### What to do
**a.** In the Brompton text, at which raceway did the writer finish 17th of 650?
**b.** In the Brompton text, write out the passage from "My Brompton has" up to and including "Brommie fold, too.", substituting "garbage" for "trash".

------ Text section

Several years ago now, I was very fortunate to stumble into buying a Brompton folding bicycle that has fundamentally changed my life and continues to have countless unimaginable effects.
I’d already shown signs of developing into an avid cyclist and was using a Dahon foldup bike to slice my then two-hour each way commute into thirds when a Brompton-riding co-worker inspired me to get a Brommie of my own.
I didn’t realize that I should be caring for it and putting effort into maintenance, which is really dumb and naïve, but totally on brand.
So, after finally getting gainful, permanent employment for the first time in the better part of a decade, I forked out hundreds of thousands of yen (about 250,000 yen to be a little more precise) to get a Brompton, my reasoning being that if an 8,000 yen mamachari never broke down, something costing 20 times that just had to be more durable.
Well, it has been enduring in more ways than one, but not so durable. I have had to have numerous repairs carried out, and now carry out most of my own repairs and refurbishments because the cost of using a bike shop is so prohibitive.
But having outlaid such a princely sum for a bicycle (it seemed unthinkable at the time, but now seems like an entry level outlay), I was determined to get my yen’s worth.
So, I rode and rode and rode. And rode. The Brompton loved being ridden. And when I didn’t ride, I’d fold her up, chuck her on the train and ride that until it was time to ride the bike again. Then, knowing that I was capable of riding, I got into more serious cycling.
This enabled me to make the discovery that cycling somehow had a therapeutic effect for addiction recovery. I don’t know what it is: the repetition, consistency, or maybe just the dopamine it generates? Whatever, I’ve noticed a lot of recovering addicts cycle. The late Robin Williams is a case in point. My regular AA meeting before the pandemic used to be packed with cyclists, too.
Anyway, I digress.
The Brompton seems to have it’s own little world. Even though I am not really a sociable type, my bike attracts others who love Brommies and drags me out of my shell.
After owning a Brommie for a few years, I got into racing. My very last race on Sodegaura Forest Raceway saw me finish 17th of 650, which was a pretty fair effort (doubly so considering I was in a tiger-striped suit!)
I also got to attend clubs, like Brompton in Palace, where Brompton owners get together and exchange information and other pleasantries.
My Brompton has made me friends from all over the world and it’s an ice-breaker.
On my final day working in an office so far, I even managed to find a Brompton being thrown out in the trash and I rescued it and gave it to my step-daughter, bringing her and her husband into the Brommie fold, too.
Yesterday, blessed by amazing weather, I was delighted to make another new friend via the Brommie, when a beautiful woman who had been taking photos of her bike asked me if we could take a shot of our bikes together. I was absolutely delighted and we got on like a house on fire. Our Brommies will meet again at a Brompton in Palace club meeting next month.
We met at the Hamura Tulip Festival, which was simply stunning. There were dozens of fields filled with colorful tulips, creating a spectacular display of hues under a blue spring sky.

------------
------ Data extract

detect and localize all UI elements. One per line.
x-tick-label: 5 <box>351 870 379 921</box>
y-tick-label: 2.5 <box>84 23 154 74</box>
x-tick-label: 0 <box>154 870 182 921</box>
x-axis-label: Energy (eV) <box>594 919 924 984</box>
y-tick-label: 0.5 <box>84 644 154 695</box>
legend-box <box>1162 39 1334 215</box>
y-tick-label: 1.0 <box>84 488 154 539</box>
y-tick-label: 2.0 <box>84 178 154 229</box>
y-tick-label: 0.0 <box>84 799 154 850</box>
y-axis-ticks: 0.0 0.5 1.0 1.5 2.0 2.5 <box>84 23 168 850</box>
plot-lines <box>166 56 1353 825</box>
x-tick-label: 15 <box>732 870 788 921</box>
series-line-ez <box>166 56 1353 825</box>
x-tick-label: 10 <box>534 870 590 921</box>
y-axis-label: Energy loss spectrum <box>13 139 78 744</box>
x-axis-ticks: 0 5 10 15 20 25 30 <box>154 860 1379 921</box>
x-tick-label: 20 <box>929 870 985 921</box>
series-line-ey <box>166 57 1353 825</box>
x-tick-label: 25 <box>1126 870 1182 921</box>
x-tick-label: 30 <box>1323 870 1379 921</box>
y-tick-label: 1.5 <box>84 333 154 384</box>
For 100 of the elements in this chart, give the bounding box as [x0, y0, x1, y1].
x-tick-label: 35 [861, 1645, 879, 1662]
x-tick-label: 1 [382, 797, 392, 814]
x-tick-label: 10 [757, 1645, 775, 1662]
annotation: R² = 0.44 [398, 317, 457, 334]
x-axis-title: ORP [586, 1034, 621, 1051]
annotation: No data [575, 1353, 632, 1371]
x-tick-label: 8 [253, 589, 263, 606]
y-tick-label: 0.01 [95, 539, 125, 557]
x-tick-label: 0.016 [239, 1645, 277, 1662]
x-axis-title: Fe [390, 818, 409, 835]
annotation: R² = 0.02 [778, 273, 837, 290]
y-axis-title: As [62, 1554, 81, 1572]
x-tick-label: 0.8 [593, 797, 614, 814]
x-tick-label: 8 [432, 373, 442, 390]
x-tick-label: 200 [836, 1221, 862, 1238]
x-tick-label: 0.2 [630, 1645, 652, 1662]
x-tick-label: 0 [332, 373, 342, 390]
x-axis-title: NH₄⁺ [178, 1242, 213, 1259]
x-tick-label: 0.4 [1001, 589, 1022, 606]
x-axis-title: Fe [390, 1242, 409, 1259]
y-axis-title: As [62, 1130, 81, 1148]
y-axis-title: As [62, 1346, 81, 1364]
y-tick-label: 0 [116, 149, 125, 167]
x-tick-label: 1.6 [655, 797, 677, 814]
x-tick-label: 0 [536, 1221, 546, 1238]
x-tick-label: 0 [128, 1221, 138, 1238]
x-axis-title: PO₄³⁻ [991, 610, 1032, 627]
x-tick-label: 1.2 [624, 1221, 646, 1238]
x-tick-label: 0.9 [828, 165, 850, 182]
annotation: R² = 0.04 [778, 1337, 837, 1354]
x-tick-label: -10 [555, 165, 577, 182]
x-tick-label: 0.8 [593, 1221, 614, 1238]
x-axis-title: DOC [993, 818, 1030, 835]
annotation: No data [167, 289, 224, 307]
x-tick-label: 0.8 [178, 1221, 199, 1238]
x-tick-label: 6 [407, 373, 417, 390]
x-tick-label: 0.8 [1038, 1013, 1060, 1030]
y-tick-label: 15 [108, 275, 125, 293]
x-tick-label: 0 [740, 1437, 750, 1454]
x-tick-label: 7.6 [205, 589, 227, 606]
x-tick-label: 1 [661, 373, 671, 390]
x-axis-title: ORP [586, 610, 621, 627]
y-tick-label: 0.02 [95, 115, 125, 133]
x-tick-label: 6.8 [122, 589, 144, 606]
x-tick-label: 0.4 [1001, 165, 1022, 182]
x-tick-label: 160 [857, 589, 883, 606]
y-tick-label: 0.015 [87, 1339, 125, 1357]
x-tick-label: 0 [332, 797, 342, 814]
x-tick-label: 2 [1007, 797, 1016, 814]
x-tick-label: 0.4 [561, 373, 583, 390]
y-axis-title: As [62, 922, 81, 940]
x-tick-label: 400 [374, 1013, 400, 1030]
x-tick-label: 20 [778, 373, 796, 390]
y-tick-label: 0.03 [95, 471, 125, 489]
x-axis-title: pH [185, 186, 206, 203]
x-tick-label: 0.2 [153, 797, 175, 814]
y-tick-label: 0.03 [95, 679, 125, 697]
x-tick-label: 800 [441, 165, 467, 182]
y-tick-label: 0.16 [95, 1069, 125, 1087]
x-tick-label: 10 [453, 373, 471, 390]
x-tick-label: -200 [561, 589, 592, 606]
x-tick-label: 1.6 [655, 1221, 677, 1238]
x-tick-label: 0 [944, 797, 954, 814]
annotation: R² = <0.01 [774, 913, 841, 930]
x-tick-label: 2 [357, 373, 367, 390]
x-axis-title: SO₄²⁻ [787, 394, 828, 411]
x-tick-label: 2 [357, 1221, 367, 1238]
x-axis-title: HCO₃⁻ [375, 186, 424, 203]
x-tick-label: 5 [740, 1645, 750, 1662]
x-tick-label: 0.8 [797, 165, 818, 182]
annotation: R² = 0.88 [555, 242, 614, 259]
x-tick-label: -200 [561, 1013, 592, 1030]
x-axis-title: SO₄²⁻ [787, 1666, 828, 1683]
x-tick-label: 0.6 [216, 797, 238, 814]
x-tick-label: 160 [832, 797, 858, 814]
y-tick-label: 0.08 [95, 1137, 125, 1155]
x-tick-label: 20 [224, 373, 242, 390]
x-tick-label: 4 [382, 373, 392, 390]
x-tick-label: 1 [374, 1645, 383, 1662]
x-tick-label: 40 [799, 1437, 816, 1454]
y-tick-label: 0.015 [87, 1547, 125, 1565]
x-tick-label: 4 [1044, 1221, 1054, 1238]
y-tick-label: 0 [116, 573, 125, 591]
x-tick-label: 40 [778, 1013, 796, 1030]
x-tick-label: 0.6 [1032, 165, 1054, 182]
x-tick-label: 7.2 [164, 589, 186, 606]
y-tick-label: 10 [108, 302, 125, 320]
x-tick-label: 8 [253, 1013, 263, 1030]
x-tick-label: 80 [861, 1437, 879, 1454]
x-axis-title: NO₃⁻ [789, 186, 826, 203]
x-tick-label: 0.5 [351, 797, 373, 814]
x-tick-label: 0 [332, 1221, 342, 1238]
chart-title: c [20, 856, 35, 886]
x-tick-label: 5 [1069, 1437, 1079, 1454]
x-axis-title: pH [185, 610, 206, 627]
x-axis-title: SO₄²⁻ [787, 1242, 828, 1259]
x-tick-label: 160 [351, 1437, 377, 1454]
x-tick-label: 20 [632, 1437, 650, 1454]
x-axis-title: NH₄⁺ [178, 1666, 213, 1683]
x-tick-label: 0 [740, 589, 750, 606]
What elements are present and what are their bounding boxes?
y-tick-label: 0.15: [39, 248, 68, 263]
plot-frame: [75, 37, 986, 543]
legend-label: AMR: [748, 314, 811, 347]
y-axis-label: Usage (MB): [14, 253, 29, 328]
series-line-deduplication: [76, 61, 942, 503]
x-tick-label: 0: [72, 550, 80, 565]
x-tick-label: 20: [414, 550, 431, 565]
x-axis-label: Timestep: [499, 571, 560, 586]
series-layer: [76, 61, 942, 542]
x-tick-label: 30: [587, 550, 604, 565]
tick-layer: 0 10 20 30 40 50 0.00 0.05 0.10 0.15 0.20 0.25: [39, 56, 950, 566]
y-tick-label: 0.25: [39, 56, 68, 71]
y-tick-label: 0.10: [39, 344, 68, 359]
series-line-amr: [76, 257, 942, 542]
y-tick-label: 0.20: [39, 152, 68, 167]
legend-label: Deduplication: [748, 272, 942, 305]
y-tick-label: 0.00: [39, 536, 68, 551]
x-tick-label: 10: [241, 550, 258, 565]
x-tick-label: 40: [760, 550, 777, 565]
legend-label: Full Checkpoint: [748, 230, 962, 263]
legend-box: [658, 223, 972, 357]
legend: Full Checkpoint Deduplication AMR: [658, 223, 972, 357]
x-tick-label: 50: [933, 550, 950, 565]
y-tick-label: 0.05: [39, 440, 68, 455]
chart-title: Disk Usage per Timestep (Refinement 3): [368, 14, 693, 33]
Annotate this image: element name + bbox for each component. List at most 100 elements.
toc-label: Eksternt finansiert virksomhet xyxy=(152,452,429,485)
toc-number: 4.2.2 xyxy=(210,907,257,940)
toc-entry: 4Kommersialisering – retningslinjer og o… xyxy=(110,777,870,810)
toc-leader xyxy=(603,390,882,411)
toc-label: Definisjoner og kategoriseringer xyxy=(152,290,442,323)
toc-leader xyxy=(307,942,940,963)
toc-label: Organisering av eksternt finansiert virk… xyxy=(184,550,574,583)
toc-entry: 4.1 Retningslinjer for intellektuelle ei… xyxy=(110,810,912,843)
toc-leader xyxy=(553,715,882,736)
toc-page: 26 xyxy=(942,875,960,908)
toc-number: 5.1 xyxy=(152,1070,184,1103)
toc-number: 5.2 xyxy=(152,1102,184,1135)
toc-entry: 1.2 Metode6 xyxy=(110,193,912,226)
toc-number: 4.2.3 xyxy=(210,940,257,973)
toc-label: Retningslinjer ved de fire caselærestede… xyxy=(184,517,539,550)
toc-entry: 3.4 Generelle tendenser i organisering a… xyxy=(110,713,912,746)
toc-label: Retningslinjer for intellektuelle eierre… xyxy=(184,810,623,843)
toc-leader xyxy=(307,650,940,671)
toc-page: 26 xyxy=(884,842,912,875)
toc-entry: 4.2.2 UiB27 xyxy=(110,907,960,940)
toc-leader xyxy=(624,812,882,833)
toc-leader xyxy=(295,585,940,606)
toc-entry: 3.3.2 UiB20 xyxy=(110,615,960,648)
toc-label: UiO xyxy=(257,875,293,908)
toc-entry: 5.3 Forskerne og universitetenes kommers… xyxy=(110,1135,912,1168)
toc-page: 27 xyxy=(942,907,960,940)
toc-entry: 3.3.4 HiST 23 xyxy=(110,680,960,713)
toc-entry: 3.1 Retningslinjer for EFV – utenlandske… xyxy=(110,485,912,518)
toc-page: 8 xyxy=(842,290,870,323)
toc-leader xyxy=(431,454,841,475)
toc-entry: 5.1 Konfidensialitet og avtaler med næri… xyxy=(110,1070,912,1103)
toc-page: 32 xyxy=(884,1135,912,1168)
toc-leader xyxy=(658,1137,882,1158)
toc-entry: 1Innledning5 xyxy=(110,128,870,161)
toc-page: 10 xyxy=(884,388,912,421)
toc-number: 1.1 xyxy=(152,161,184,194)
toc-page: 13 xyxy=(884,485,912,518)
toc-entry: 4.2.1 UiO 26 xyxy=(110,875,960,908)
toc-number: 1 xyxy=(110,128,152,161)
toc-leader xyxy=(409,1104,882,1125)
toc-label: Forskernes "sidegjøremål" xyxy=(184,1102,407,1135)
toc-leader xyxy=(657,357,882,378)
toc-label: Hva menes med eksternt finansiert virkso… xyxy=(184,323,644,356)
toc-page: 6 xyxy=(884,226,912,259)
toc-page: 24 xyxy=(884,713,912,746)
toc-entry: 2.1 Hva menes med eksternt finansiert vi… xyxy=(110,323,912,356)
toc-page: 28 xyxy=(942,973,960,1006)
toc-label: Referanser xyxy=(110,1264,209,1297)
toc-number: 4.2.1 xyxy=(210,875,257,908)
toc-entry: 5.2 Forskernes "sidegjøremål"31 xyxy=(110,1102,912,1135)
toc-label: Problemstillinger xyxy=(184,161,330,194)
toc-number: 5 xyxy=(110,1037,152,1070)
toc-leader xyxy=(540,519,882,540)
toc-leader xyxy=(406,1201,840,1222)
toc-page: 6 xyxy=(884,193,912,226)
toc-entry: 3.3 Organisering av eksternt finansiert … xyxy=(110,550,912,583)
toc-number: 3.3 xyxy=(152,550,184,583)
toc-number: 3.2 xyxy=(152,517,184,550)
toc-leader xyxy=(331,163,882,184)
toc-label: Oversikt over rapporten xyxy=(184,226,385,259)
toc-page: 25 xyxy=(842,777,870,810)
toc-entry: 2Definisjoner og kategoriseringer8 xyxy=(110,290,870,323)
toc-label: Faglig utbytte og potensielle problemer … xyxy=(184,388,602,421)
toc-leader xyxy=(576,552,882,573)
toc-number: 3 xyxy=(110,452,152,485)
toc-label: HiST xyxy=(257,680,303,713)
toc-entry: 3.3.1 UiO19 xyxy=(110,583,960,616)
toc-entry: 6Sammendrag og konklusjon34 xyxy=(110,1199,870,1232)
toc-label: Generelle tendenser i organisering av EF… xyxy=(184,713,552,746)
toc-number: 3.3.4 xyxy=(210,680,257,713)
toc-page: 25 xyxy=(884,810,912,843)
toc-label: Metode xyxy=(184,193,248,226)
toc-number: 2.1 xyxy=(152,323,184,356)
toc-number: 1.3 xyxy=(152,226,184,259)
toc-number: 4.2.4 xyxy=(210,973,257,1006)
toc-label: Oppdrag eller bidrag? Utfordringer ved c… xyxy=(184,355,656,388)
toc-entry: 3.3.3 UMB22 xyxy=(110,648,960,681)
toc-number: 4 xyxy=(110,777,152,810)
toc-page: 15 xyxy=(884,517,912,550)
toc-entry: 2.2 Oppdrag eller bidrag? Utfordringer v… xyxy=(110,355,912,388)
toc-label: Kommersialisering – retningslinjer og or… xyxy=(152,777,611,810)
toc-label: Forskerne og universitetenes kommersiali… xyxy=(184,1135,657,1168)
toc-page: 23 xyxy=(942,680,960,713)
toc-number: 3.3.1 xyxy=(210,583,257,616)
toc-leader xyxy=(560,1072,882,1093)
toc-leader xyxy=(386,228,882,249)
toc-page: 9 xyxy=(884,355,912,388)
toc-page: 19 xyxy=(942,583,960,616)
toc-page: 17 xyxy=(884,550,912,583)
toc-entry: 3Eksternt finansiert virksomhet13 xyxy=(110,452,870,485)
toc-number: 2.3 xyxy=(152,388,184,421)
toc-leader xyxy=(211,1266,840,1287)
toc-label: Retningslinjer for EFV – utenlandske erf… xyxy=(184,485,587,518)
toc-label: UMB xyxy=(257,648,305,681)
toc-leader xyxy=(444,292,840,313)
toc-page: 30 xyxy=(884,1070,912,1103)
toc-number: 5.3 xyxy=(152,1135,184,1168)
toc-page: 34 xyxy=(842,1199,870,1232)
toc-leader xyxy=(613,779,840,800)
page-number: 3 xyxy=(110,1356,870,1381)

------------

### Task answers
**a.** Sodegaura Forest Raceway

**b.**
My Brompton has made me friends from all over the world and it’s an ice-breaker.
On my final day working in an office so far, I even managed to find a Brompton being thrown out in the garbage and I rescued it and gave it to my step-daughter, bringing her and her husband into the Brommie fold, too.